··· Provided data ···

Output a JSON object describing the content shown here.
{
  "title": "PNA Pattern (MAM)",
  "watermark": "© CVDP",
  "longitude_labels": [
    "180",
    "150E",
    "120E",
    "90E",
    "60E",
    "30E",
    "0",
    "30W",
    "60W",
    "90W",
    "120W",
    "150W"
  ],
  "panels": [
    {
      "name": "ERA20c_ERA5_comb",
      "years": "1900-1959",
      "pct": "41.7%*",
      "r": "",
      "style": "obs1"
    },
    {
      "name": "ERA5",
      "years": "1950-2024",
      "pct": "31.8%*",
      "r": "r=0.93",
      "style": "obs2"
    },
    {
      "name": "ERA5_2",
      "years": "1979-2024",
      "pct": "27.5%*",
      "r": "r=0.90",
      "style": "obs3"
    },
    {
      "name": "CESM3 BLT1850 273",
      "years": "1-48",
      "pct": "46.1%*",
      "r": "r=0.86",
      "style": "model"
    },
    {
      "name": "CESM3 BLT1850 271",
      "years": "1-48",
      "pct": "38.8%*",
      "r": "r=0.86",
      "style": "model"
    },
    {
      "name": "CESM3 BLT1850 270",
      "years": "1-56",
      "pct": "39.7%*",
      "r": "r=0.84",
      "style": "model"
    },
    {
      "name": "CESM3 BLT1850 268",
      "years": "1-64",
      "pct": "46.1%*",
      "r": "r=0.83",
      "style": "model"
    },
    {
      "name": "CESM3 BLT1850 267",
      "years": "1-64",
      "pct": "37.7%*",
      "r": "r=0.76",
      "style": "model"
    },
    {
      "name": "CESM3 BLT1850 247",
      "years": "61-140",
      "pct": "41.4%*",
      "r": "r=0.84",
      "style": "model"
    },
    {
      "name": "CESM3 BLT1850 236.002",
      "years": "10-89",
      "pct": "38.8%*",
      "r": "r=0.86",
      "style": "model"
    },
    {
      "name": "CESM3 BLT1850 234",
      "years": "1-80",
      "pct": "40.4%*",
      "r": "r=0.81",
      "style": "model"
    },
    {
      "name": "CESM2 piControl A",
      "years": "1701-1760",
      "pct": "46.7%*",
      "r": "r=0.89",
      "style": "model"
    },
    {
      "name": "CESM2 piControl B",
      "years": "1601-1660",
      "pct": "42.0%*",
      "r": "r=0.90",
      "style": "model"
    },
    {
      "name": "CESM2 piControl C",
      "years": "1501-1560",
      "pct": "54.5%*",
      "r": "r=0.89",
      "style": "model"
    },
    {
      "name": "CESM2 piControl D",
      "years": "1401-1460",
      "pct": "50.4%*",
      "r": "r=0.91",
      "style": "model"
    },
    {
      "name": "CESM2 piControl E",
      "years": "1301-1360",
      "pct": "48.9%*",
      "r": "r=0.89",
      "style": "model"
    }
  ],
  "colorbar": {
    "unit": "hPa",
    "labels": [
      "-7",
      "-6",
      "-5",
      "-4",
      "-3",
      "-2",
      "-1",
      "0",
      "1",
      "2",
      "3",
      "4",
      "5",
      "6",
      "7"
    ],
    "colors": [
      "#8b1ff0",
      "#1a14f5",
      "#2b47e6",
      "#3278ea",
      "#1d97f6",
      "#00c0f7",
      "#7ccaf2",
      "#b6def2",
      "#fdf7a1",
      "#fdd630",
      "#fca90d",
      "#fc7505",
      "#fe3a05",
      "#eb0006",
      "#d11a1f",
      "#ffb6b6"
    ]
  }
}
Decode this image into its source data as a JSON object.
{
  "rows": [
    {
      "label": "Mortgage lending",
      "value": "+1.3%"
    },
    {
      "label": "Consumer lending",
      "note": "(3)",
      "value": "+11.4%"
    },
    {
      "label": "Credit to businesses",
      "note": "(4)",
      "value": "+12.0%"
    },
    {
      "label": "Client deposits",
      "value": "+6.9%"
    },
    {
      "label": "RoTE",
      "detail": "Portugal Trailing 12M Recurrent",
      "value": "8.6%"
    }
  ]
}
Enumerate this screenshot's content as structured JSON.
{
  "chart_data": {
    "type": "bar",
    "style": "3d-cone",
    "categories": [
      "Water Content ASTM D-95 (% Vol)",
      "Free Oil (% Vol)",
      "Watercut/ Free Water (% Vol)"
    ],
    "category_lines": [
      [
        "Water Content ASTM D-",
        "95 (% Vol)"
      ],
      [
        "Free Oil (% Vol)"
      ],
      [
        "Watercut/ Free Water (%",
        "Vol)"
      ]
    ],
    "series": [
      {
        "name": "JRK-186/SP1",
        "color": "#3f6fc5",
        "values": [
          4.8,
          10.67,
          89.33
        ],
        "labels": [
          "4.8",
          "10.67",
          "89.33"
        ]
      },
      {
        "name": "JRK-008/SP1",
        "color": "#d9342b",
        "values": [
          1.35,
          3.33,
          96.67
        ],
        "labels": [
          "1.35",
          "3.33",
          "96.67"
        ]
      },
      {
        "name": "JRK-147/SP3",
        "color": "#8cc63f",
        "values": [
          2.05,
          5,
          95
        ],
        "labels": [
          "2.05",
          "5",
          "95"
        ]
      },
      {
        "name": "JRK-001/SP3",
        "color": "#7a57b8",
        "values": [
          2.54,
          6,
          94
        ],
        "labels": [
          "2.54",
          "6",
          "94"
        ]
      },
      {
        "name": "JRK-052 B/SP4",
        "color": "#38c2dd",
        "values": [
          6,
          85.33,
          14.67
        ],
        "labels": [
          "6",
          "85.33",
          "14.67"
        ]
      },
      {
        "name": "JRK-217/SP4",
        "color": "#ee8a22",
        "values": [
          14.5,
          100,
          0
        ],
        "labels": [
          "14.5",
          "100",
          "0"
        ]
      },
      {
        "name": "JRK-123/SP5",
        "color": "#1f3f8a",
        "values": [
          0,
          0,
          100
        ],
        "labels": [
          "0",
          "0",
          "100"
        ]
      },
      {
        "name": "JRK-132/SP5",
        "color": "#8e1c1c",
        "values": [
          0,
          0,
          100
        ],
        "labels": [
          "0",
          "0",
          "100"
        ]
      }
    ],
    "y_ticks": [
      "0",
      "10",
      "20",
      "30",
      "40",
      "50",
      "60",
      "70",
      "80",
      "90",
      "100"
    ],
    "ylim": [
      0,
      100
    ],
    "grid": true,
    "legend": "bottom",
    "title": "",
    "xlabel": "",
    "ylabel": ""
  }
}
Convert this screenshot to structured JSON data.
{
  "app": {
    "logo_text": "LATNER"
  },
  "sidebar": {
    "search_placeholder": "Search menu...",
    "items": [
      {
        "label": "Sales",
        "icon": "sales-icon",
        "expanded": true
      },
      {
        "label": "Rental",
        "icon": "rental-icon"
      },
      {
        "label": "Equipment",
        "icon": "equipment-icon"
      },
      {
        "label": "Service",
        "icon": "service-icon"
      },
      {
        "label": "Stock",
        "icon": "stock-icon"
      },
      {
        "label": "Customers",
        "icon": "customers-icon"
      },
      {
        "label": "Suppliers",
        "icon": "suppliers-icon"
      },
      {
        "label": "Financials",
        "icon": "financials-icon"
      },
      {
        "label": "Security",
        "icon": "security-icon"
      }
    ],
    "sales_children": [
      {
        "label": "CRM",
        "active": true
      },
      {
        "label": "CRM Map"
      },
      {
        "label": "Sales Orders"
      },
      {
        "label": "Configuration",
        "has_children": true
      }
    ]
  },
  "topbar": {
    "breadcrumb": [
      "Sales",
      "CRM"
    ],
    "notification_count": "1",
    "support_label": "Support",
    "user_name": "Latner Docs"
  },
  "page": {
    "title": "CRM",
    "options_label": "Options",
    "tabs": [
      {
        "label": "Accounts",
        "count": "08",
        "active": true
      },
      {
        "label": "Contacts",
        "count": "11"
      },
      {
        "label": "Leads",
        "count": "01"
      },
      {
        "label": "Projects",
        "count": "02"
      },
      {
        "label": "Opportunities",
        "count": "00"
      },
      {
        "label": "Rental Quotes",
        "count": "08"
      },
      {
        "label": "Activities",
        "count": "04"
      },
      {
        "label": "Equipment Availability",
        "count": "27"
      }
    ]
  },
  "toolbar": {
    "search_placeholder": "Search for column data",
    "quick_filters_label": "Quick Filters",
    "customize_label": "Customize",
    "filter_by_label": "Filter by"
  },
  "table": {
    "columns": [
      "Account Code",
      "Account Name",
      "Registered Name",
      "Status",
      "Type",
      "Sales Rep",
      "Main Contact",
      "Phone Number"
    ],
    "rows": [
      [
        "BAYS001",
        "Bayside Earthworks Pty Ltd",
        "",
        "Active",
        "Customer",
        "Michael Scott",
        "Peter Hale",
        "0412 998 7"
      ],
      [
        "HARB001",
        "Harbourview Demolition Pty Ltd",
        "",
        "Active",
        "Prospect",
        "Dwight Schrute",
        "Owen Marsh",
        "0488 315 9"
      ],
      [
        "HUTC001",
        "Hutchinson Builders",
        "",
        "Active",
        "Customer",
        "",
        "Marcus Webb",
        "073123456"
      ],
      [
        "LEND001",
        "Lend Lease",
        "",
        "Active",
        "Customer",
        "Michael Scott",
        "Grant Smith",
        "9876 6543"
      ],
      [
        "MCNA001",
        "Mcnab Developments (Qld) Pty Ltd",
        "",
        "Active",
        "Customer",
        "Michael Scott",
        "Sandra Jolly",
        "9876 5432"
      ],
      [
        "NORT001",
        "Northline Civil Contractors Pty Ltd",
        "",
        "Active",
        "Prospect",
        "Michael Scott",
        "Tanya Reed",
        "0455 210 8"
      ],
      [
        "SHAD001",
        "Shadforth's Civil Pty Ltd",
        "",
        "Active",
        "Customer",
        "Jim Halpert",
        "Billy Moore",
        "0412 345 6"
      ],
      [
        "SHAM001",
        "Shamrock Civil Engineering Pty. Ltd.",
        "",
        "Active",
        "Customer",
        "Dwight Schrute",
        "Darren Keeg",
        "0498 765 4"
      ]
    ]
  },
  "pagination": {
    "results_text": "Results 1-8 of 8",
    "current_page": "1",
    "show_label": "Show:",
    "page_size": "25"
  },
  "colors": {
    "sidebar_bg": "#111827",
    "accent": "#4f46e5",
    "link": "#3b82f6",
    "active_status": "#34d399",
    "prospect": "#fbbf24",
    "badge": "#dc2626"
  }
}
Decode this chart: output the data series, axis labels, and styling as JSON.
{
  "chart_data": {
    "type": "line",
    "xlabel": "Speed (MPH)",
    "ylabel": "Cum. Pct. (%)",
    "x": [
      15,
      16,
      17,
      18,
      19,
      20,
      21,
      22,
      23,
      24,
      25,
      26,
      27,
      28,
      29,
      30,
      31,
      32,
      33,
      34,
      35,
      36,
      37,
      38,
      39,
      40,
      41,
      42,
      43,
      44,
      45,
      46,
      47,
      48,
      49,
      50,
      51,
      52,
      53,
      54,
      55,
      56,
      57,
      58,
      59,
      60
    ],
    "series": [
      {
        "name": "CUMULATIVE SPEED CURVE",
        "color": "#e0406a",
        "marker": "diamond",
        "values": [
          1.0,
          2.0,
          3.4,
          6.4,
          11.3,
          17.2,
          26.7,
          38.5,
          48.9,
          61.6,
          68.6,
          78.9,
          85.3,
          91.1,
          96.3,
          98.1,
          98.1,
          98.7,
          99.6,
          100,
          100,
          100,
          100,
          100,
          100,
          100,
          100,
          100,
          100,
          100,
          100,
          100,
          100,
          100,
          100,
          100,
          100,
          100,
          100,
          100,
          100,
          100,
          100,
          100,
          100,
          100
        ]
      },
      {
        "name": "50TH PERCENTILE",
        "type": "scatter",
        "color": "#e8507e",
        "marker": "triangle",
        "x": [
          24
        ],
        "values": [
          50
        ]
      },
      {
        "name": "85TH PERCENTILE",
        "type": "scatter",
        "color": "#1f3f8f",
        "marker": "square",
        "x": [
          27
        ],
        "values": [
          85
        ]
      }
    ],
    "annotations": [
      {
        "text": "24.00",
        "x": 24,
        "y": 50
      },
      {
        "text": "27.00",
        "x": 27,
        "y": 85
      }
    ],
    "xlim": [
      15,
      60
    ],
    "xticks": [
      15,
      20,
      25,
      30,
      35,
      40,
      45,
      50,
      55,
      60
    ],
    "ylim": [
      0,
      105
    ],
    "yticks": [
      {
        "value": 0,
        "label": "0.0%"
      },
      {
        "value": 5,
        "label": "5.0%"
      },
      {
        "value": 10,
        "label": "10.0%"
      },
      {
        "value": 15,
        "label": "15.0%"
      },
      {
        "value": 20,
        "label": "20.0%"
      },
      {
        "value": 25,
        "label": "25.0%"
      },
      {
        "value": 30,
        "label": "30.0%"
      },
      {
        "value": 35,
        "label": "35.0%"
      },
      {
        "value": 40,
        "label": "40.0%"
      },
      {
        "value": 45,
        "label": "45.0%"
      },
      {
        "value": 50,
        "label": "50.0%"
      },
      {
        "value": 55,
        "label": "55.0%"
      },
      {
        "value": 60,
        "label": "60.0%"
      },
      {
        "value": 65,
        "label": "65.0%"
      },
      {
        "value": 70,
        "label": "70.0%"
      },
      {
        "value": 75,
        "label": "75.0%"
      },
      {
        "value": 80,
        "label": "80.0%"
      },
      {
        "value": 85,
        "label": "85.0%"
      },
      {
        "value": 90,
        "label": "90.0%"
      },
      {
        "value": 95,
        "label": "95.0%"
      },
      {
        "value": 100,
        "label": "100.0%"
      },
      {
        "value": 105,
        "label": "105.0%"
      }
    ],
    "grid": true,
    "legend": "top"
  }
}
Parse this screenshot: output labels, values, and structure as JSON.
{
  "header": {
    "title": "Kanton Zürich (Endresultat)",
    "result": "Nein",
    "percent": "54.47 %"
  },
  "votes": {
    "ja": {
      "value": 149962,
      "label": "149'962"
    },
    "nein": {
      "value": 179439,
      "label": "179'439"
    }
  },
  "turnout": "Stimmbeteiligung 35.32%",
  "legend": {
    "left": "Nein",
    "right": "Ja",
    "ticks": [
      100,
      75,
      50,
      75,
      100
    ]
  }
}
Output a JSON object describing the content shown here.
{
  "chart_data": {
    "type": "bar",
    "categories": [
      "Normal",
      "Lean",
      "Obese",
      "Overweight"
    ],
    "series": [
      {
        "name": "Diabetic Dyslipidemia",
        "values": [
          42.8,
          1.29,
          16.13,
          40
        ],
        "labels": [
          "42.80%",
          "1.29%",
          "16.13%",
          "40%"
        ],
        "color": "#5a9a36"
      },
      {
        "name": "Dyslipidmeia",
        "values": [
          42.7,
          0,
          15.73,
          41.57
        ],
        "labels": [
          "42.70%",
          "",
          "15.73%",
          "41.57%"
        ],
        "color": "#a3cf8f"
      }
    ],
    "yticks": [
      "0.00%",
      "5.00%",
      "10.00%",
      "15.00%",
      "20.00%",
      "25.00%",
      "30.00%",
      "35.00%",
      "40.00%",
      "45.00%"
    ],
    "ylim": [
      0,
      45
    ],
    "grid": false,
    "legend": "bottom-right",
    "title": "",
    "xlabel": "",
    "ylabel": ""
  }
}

···

What the exercise asks: Every line holding "piControl" should be copied out.

Solved exercise:
      "name": "CESM2 piControl A",
      "name": "CESM2 piControl B",
      "name": "CESM2 piControl C",
      "name": "CESM2 piControl D",
      "name": "CESM2 piControl E",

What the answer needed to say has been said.